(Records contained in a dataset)
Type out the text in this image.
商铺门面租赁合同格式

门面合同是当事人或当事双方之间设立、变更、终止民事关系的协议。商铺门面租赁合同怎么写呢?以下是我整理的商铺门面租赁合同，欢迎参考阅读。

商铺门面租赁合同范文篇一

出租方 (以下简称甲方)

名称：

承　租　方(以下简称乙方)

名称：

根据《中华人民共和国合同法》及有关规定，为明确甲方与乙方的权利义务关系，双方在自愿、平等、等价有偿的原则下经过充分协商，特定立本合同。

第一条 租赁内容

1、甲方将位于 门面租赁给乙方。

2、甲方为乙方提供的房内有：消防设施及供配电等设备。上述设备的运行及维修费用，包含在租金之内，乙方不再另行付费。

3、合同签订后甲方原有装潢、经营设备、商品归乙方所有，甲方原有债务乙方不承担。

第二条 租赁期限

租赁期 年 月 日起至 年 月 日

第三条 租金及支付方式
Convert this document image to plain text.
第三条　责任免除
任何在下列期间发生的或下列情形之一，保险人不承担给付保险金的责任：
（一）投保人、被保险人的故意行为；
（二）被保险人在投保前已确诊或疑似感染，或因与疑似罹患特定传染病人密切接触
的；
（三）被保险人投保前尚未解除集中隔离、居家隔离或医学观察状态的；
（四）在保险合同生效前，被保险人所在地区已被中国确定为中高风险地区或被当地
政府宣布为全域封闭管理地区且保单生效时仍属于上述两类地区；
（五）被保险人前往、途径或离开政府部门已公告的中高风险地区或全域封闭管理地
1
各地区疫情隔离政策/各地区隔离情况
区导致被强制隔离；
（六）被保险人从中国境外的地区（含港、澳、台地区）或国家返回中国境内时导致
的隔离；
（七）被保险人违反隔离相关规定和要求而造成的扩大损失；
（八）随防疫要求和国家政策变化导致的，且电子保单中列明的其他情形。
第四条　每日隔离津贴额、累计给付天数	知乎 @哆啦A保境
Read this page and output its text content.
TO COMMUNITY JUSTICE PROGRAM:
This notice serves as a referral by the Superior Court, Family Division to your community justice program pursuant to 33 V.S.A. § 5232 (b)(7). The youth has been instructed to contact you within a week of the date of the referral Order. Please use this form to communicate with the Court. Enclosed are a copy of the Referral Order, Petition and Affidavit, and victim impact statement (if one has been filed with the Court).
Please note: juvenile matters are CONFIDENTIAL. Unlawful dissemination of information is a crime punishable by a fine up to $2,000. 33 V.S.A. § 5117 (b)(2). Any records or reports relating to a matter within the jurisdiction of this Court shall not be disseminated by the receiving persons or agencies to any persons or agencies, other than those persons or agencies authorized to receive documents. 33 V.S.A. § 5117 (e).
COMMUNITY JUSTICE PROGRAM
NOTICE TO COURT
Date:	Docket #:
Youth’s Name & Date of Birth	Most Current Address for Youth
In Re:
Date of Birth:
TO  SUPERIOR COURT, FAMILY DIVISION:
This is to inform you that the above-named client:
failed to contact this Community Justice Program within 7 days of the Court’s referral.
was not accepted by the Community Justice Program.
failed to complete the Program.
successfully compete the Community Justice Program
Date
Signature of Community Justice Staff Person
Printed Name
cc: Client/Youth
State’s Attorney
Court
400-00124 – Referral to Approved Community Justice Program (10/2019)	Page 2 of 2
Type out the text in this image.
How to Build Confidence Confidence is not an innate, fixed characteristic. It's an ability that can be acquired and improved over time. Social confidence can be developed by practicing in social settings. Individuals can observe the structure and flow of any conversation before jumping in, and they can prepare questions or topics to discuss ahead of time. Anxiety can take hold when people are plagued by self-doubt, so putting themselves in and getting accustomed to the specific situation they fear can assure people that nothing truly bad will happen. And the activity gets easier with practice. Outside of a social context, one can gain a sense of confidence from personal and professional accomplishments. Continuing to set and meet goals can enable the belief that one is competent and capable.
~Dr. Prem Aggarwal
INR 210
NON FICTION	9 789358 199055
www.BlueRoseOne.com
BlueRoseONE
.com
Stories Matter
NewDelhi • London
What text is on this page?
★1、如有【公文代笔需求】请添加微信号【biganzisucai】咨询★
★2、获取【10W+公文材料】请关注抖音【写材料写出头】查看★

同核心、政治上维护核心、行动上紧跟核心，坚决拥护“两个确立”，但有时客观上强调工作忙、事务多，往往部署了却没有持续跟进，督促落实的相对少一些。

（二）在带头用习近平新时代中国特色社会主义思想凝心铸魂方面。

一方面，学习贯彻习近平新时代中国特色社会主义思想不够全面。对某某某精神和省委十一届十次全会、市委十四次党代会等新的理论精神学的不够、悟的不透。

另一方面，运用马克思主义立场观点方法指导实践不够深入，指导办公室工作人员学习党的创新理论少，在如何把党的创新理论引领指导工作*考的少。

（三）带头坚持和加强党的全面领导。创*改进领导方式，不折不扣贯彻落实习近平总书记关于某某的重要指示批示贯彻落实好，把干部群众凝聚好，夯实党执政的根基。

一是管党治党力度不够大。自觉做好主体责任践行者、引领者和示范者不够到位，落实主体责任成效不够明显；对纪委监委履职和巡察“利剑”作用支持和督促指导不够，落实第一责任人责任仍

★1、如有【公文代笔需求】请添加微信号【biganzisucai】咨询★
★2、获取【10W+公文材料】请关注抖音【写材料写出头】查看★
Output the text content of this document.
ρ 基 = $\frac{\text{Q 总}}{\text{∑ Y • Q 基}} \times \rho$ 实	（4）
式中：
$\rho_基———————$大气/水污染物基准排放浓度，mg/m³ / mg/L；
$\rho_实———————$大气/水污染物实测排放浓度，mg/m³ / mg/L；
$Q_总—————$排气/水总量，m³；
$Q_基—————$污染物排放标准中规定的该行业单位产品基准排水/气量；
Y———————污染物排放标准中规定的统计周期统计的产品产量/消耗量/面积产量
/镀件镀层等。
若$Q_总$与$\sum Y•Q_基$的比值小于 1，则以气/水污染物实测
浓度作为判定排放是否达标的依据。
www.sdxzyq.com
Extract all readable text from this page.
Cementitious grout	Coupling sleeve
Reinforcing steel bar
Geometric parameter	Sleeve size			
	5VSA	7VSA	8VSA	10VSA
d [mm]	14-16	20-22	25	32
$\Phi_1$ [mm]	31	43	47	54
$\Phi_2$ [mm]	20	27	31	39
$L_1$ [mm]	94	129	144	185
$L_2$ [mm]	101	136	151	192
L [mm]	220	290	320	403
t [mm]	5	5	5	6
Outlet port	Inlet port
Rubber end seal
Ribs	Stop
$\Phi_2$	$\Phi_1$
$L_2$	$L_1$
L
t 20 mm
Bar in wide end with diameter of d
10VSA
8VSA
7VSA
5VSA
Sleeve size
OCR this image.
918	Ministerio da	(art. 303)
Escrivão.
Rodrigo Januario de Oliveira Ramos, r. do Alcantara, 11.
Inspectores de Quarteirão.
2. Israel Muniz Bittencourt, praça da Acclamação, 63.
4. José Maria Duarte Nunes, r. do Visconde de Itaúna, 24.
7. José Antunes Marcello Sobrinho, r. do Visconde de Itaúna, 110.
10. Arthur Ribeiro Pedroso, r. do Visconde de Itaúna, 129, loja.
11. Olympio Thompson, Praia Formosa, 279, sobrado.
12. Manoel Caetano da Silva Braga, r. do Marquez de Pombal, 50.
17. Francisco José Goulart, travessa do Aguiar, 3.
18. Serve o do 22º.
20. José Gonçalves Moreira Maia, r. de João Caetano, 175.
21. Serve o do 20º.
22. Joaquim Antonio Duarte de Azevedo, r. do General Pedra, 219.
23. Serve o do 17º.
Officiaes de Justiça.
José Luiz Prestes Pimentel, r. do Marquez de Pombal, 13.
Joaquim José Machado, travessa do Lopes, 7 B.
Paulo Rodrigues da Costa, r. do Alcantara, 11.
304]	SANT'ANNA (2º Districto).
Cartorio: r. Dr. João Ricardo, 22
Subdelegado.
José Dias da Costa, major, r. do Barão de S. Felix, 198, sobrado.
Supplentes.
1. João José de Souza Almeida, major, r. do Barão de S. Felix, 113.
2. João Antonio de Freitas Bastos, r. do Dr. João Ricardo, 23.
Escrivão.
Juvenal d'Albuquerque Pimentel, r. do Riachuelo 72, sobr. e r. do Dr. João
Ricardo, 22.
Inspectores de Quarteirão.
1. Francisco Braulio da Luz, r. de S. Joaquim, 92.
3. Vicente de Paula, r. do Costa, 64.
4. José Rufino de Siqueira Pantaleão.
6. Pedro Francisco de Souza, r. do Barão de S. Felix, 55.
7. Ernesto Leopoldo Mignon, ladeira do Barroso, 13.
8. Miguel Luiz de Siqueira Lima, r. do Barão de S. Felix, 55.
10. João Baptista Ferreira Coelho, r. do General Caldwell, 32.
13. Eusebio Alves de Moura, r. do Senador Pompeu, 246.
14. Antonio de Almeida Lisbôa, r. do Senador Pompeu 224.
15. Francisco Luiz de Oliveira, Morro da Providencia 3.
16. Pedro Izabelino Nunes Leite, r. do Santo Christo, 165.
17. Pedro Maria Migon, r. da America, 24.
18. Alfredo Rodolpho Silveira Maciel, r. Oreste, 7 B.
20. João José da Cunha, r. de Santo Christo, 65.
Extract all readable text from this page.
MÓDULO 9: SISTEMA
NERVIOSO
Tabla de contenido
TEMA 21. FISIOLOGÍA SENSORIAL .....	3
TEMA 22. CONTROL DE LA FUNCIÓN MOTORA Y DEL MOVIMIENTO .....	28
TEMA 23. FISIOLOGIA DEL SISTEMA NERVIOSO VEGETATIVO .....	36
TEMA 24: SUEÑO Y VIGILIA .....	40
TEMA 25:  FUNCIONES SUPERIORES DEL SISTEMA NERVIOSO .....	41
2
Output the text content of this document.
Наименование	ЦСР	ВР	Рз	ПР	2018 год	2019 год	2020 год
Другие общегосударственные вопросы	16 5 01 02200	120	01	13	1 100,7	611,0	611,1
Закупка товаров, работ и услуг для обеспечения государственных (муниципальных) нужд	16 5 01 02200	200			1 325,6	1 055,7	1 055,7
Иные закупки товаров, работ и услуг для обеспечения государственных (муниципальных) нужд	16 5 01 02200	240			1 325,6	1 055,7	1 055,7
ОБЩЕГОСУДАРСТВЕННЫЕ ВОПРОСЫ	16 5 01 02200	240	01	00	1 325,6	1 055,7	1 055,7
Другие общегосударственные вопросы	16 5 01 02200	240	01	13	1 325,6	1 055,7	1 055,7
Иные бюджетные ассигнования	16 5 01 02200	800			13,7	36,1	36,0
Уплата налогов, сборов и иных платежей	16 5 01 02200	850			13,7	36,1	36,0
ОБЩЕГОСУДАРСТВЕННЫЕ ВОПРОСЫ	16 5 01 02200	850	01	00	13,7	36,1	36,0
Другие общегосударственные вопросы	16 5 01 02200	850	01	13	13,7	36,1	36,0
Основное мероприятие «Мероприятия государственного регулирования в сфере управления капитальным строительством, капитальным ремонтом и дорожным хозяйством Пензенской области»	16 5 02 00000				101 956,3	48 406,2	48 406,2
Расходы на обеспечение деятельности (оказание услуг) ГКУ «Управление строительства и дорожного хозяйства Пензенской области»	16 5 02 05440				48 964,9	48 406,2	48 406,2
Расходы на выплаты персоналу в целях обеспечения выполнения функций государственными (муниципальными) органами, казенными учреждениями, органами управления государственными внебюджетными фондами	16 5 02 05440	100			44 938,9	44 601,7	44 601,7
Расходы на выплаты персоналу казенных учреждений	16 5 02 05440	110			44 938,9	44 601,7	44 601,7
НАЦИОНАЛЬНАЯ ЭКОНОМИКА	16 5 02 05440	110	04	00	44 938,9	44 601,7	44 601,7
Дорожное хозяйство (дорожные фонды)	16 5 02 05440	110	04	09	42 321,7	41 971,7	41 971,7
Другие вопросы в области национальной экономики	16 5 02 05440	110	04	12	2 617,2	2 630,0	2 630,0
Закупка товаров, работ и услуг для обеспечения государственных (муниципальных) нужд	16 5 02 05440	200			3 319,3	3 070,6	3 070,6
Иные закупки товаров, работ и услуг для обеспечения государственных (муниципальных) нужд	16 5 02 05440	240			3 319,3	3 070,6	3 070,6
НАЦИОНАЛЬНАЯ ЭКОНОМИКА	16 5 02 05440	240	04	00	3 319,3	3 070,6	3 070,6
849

EXERCISE TASK: Locate all lines that include the word "товаров" and copy them out.

EXPECTED ANSWER:
Закупка товаров, работ и услуг для обеспечения государственных (муниципальных) нужд	16 5 01 02200	200			1 325,6	1 055,7	1 055,7
Иные закупки товаров, работ и услуг для обеспечения государственных (муниципальных) нужд	16 5 01 02200	240			1 325,6	1 055,7	1 055,7
Закупка товаров, работ и услуг для обеспечения государственных (муниципальных) нужд	16 5 02 05440	200			3 319,3	3 070,6	3 070,6
Иные закупки товаров, работ и услуг для обеспечения государственных (муниципальных) нужд	16 5 02 05440	240			3 319,3	3 070,6	3 070,6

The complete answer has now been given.